* **WHAT TO DO**
Update the part of the mailing list message starting with "You said something" and going on through "the mplayer between.", putting "capture device" in place of "camera".

* **TEXT PASSAGE**
◇ ◇ ◇ ◇ ◇ ◇ ◇
[FFserver-user] stream - minimize delay

Victor Petrescu victor.petrescu13 at gmail.com
Mon Mar 28 23:37:14 CEST 2011


Sorry for double question but:

You said something about change-ing the cacheing value... how do I do that?
Both for vlc and ffmpeg?

Thank you for your time.

2011/3/28 Victor Petrescu <victor.petrescu13 at gmail.com>

> Well... I try to do something similar of what you did... except that I have
> a camera witch I don't know what format returns. From vlc I get mpeg-ts
> container, mpeg1, 2600kbps. My problem is that any protocol I use the ffmpeg
> just hangs... I tried them all. That's why I put the mplayer between.
>
> I'll try http again... still I don't think it will magically work :).
>
> P.S. Is not a consolation... I'm getting near 2 months also and it can be
> really frustrating.
>
> 2011/3/28 Anthony Brown <av at bsbc.nb.ca>
>
>> On 11-03-28 05:20 PM, Victor Petrescu wrote:
>>
>>> That's the first version I tried and it just hangs. Doesn't stream
>>> anything, nor return error. After about 2 weeks of researching why it
>>> does that I found the version with the mplayer, witch works.
>>>
>>> The entire goals is to stream with vlc from a computer to a server and
>>> then again so that step can not be bypassed.
>>>
>>> If you can tell me how to do it so the ffmpeg works directly with the
>>> stream without mplayer i'd be gladly to skip that step.
>>>
>>
>> I have a setup that uses VLC to grab an 18.3Mbps HDV 720p60 feed over
>> firewire from my camera to a winXP box.  This is sent using http streaming
>> over gigE from the XP box which has the firewire card to an ubuntu box which
>> has ffmpeg and ffserver.  It works.
◇ ◇ ◇ ◇ ◇ ◇ ◇
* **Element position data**
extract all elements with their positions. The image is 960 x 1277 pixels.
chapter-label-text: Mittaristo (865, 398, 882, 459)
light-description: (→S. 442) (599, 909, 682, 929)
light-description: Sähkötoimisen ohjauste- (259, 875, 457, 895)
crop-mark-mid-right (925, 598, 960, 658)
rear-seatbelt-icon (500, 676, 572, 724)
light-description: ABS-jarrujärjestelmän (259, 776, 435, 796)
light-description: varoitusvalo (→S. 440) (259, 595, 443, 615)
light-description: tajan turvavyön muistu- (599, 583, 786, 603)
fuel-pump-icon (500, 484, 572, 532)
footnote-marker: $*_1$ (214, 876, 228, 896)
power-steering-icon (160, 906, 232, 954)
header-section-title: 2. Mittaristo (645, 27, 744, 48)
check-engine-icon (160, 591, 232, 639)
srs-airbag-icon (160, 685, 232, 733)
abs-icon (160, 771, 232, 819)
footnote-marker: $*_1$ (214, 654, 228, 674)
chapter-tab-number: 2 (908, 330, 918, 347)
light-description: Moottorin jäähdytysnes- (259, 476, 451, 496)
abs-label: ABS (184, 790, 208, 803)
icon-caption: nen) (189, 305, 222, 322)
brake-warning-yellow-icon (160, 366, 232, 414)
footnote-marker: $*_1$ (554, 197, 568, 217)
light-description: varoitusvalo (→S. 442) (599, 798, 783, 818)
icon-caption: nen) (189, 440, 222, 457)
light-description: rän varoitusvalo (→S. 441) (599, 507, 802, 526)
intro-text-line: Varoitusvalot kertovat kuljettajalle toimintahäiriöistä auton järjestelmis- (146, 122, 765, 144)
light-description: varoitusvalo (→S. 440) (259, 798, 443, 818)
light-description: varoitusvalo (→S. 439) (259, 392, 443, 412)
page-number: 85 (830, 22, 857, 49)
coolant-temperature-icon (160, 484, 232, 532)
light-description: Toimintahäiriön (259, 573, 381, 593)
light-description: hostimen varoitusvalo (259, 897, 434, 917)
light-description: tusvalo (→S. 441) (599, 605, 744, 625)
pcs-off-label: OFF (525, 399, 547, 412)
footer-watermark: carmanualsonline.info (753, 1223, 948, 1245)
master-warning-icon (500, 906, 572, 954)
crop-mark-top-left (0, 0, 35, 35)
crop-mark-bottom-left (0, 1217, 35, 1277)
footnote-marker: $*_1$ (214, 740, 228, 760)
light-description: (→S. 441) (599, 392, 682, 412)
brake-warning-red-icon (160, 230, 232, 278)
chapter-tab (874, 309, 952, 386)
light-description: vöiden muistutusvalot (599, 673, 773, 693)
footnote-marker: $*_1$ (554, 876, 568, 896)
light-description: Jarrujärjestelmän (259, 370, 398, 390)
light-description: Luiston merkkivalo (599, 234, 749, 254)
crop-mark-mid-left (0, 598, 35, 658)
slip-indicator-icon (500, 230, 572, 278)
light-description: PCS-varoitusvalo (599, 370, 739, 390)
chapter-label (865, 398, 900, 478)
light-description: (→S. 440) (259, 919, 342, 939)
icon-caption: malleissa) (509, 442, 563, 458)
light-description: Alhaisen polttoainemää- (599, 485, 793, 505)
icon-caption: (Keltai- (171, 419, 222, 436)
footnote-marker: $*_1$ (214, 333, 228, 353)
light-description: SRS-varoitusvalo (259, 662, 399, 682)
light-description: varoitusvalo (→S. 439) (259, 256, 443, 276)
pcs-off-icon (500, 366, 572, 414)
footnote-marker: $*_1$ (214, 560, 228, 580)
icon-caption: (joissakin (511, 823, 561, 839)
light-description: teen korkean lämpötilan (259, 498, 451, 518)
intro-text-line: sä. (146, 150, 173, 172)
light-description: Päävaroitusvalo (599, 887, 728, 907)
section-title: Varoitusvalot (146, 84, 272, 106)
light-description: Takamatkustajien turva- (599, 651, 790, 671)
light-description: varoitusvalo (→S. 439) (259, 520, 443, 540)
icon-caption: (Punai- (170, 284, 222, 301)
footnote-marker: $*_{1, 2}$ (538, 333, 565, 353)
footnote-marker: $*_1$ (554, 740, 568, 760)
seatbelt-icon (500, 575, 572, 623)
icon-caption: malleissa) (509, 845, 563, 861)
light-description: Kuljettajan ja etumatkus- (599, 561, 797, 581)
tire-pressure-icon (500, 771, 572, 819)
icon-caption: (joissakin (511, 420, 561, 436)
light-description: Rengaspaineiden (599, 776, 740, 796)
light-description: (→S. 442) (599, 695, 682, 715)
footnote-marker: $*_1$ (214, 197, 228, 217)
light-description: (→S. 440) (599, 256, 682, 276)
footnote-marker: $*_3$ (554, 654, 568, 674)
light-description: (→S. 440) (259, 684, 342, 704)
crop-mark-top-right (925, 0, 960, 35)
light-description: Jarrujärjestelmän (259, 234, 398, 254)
◇ ◇ ◇ ◇ ◇ ◇ ◇
* **RESPONSE TO THE EXERCISE**
You said something about change-ing the cacheing value... how do I do that?
Both for vlc and ffmpeg?

Thank you for your time.

2011/3/28 Victor Petrescu <victor.petrescu13 at gmail.com>

> Well... I try to do something similar of what you did... except that I have
> a capture device witch I don't know what format returns. From vlc I get mpeg-ts
> container, mpeg1, 2600kbps. My problem is that any protocol I use the ffmpeg
> just hangs... I tried them all. That's why I put the mplayer between.